Task objective
Go through the listing below and gather every line with the word "text".

Dataset entries
▬▬▬
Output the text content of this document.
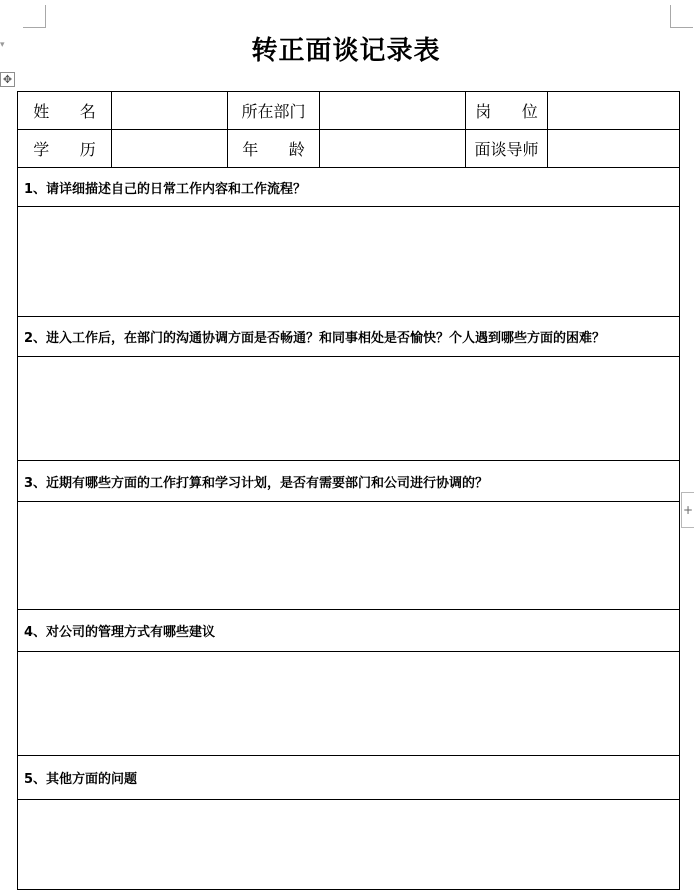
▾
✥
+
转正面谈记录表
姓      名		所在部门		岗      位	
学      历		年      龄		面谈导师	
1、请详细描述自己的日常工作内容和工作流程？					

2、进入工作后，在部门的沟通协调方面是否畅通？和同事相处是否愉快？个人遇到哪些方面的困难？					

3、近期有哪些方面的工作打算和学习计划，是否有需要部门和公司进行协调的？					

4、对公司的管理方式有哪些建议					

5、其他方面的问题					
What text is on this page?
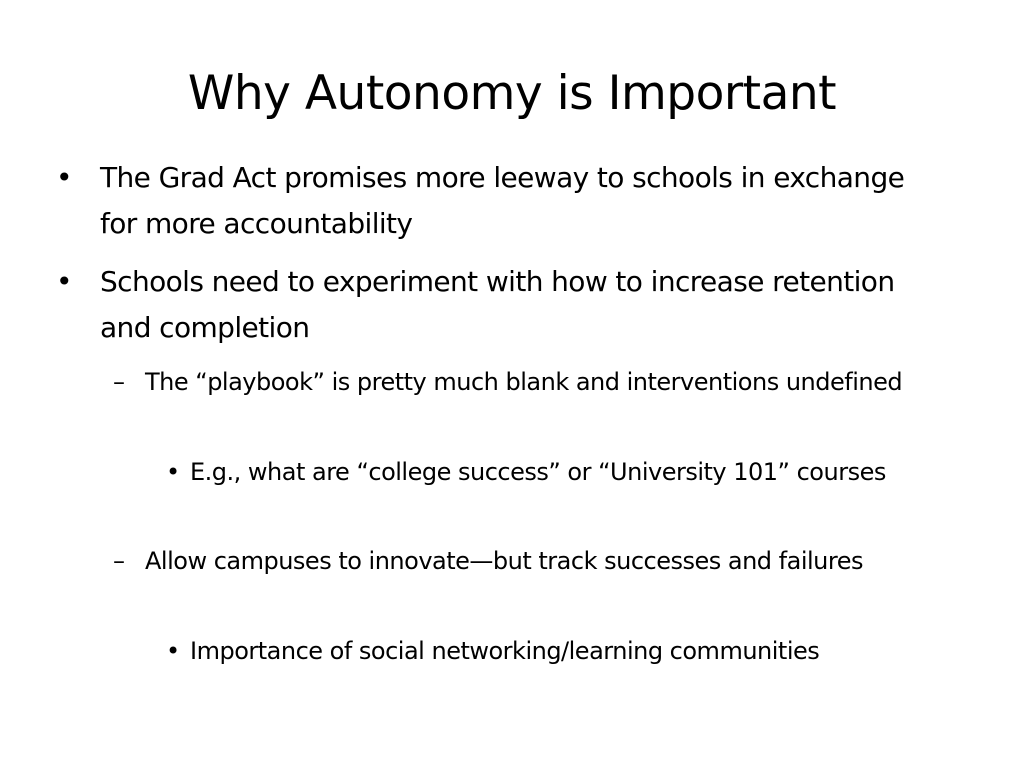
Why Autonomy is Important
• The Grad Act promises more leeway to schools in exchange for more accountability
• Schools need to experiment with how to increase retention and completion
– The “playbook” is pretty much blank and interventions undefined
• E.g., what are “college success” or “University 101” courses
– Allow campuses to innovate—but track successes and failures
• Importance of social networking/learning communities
▬▬▬
Output below
Output the text content of this document.
What text is on this page?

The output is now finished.